> [INSTRUCTION]:
Find the line that contains "Extract all readable text from this page." and print it and every line after it, exactly, please.

> [DATA EXTRACT]:
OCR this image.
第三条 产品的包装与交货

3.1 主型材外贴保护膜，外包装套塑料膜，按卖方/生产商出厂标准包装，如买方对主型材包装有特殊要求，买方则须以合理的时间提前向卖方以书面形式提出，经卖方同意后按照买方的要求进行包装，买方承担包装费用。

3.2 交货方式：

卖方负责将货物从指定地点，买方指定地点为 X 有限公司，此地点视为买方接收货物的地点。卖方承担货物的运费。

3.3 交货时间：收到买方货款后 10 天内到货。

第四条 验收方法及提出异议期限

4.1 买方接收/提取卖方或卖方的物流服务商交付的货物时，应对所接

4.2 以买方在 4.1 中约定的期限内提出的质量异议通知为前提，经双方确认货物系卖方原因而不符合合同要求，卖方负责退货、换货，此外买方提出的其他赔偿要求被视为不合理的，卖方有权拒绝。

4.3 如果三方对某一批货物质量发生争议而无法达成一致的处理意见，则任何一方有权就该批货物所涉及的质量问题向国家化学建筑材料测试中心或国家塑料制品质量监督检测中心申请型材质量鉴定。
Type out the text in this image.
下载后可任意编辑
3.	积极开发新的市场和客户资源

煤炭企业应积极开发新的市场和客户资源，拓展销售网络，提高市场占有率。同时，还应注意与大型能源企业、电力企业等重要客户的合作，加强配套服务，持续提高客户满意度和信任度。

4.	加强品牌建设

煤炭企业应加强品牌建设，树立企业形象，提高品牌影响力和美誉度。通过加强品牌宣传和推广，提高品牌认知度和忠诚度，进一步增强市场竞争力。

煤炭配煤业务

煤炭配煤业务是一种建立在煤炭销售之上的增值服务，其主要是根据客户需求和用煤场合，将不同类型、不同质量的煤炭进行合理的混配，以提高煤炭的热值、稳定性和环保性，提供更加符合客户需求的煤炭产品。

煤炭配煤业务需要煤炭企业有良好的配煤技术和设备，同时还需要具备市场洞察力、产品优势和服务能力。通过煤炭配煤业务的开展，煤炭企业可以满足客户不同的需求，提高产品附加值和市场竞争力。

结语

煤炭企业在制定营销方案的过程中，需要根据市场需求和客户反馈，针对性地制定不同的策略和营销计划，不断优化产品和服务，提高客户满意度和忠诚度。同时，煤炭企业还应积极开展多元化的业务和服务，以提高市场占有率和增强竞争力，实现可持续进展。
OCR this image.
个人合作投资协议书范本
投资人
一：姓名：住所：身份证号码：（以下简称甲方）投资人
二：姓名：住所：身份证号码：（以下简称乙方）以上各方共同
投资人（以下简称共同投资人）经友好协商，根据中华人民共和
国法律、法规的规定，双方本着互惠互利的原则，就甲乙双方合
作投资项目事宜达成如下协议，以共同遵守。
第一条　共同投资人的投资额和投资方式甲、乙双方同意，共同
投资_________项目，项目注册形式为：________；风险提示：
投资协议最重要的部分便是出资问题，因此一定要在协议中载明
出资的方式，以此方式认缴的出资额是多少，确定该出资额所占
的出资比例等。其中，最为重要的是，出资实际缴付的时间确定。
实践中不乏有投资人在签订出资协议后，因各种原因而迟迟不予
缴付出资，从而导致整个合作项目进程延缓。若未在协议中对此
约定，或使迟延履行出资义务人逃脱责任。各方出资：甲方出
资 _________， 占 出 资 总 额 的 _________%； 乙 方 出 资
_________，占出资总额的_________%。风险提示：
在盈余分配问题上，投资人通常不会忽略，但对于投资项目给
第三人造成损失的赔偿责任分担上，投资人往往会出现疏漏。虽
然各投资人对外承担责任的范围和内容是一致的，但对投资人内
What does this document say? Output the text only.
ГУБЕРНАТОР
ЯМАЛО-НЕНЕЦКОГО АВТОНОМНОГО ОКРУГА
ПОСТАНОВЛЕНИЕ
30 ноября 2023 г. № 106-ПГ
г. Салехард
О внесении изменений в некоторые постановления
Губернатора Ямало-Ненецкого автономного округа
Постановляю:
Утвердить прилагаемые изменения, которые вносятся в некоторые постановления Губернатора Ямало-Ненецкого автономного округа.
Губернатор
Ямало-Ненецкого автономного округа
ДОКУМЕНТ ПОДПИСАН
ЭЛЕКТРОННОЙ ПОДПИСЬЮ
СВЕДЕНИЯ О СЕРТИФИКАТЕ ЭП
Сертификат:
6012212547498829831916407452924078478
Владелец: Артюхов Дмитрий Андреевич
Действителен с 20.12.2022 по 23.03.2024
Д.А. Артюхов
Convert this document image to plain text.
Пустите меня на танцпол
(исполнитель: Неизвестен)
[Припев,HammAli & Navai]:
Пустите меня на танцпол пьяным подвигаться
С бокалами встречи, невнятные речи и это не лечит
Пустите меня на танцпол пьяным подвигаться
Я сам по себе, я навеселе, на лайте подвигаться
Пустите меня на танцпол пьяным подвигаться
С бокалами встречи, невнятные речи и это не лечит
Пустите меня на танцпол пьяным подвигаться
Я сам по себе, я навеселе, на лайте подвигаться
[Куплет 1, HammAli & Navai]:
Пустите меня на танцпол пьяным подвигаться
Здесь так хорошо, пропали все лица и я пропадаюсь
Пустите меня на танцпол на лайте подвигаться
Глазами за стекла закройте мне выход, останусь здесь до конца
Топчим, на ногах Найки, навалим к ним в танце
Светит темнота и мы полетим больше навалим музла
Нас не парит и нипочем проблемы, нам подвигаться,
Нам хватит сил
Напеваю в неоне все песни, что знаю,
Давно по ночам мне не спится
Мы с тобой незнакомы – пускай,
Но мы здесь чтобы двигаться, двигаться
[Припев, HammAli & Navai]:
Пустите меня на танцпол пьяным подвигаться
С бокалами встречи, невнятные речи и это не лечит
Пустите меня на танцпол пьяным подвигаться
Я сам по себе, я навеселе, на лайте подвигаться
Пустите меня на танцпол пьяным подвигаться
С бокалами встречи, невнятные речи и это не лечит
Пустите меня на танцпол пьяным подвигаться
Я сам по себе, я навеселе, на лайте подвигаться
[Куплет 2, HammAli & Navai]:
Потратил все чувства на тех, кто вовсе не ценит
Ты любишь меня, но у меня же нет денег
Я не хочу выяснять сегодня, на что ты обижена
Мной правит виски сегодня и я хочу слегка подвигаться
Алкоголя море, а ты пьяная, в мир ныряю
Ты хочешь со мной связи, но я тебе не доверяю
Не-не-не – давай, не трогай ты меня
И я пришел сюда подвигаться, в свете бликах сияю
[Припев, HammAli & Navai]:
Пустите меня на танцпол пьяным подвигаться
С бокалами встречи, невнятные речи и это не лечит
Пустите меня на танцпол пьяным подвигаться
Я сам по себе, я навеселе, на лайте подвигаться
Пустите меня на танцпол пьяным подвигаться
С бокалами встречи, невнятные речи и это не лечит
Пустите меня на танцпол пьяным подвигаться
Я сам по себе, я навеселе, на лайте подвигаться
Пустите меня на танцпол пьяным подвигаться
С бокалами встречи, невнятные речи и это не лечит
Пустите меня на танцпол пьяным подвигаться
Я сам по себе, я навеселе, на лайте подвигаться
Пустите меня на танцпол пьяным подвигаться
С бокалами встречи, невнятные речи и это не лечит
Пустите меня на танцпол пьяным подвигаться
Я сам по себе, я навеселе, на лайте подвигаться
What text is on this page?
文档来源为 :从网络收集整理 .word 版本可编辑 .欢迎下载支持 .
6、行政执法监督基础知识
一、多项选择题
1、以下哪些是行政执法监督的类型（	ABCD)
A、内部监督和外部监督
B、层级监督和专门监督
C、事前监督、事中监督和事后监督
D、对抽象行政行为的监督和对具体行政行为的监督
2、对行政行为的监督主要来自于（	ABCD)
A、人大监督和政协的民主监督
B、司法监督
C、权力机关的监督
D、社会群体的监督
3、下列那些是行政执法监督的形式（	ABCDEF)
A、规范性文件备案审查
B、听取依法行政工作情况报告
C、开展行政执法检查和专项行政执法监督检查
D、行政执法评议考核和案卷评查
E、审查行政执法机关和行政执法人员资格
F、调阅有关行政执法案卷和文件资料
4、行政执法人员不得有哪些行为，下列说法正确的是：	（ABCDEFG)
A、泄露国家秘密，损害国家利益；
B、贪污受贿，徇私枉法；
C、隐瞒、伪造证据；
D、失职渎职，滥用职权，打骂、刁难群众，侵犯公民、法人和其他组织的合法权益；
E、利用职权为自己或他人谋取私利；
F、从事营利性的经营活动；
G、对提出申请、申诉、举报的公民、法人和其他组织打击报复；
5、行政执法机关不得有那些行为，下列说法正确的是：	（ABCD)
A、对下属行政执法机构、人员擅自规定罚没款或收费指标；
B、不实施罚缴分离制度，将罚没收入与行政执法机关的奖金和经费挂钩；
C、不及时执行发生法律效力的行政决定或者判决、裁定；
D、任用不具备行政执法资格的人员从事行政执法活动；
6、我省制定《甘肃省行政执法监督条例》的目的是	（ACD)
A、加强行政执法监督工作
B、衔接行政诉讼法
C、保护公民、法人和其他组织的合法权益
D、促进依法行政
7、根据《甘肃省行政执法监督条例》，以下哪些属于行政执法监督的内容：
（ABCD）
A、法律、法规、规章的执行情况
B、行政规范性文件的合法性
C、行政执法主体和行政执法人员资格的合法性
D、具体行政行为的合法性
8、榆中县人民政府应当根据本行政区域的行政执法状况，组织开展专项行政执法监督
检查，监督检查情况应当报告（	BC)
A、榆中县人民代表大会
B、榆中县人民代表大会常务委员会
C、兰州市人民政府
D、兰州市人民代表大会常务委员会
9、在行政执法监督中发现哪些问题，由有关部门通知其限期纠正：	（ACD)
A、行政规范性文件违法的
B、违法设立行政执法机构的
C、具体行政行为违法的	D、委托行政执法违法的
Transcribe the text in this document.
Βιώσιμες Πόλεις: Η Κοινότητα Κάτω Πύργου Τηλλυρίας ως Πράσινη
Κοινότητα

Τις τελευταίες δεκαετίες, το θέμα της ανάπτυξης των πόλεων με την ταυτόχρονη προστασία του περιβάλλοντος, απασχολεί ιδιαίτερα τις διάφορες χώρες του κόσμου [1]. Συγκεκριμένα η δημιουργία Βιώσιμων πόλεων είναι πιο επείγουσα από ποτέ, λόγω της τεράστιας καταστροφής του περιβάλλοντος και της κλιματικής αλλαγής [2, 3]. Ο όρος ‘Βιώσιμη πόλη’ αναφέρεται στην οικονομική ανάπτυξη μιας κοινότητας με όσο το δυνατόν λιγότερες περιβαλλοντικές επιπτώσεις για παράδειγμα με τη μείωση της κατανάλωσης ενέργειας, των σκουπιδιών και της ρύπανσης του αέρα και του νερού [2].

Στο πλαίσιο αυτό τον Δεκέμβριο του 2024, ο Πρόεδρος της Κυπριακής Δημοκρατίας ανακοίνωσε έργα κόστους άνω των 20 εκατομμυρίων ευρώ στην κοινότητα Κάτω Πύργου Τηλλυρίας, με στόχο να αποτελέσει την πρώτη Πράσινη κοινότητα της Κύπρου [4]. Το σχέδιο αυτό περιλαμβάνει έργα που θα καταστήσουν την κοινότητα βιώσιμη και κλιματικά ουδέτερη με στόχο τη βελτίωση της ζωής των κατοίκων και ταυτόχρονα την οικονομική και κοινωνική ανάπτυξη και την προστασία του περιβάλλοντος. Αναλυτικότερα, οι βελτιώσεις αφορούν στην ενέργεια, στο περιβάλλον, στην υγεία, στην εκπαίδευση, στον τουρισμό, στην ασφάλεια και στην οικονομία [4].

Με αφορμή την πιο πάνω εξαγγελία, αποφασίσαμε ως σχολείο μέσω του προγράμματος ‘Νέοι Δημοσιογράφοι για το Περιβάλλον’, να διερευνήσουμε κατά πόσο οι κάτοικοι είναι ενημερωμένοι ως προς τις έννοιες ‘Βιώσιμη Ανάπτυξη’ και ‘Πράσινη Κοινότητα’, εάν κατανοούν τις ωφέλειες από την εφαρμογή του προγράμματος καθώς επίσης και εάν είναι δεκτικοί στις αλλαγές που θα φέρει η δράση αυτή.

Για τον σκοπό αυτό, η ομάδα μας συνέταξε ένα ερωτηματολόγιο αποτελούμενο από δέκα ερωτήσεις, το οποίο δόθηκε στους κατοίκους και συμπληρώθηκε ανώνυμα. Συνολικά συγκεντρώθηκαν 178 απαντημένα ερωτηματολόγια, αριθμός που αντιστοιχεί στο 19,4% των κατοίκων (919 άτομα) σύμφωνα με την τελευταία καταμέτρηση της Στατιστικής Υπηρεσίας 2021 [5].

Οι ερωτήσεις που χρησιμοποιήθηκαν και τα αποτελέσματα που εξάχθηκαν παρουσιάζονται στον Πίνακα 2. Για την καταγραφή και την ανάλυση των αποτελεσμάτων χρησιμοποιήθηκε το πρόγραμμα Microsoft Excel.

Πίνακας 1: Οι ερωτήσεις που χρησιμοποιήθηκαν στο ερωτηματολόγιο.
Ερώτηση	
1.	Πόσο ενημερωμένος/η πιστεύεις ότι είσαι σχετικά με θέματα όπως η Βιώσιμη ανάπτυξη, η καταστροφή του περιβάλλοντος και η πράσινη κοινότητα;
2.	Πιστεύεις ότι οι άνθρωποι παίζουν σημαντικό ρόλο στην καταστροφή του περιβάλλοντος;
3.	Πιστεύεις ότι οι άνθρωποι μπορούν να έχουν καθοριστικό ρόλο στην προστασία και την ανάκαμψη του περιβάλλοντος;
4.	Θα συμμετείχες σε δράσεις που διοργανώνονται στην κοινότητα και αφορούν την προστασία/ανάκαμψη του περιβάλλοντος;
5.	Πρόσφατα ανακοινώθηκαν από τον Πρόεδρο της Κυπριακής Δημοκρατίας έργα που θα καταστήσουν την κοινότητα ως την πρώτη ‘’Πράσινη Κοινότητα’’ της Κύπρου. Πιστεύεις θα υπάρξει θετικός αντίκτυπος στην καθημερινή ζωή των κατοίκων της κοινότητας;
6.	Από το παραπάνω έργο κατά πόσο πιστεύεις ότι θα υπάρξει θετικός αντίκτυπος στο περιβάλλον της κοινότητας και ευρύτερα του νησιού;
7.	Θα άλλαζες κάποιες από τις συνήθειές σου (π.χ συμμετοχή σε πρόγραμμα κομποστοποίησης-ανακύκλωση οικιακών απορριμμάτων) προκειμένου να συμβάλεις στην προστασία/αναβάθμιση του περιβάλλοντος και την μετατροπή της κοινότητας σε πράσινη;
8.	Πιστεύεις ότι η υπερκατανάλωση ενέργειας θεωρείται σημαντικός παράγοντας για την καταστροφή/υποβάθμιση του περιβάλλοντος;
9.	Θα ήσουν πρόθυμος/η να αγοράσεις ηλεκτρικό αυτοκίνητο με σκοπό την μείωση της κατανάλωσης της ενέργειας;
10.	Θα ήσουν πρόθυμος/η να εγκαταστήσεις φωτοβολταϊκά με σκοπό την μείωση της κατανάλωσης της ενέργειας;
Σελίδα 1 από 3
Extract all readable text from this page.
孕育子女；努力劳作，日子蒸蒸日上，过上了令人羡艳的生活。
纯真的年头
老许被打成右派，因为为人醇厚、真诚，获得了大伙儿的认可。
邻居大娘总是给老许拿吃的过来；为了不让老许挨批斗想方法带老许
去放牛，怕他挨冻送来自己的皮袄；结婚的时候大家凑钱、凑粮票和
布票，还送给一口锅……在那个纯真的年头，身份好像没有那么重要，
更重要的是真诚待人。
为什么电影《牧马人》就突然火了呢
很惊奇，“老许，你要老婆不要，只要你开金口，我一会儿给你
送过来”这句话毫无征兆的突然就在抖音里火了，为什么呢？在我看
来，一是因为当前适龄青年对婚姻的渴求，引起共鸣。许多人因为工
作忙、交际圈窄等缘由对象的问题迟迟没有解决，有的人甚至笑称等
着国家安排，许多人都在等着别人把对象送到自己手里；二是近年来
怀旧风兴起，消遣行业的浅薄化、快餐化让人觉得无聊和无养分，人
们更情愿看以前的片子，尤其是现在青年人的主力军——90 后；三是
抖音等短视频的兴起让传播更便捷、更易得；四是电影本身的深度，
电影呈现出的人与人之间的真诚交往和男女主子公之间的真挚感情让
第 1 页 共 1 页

> [RESULT BELOW]:
Extract all readable text from this page.
孕育子女；努力劳作，日子蒸蒸日上，过上了令人羡艳的生活。
纯真的年头
老许被打成右派，因为为人醇厚、真诚，获得了大伙儿的认可。
邻居大娘总是给老许拿吃的过来；为了不让老许挨批斗想方法带老许
去放牛，怕他挨冻送来自己的皮袄；结婚的时候大家凑钱、凑粮票和
布票，还送给一口锅……在那个纯真的年头，身份好像没有那么重要，
更重要的是真诚待人。
为什么电影《牧马人》就突然火了呢
很惊奇，“老许，你要老婆不要，只要你开金口，我一会儿给你
送过来”这句话毫无征兆的突然就在抖音里火了，为什么呢？在我看
来，一是因为当前适龄青年对婚姻的渴求，引起共鸣。许多人因为工
作忙、交际圈窄等缘由对象的问题迟迟没有解决，有的人甚至笑称等
着国家安排，许多人都在等着别人把对象送到自己手里；二是近年来
怀旧风兴起，消遣行业的浅薄化、快餐化让人觉得无聊和无养分，人
们更情愿看以前的片子，尤其是现在青年人的主力军——90 后；三是
抖音等短视频的兴起让传播更便捷、更易得；四是电影本身的深度，
电影呈现出的人与人之间的真诚交往和男女主子公之间的真挚感情让
第 1 页 共 1 页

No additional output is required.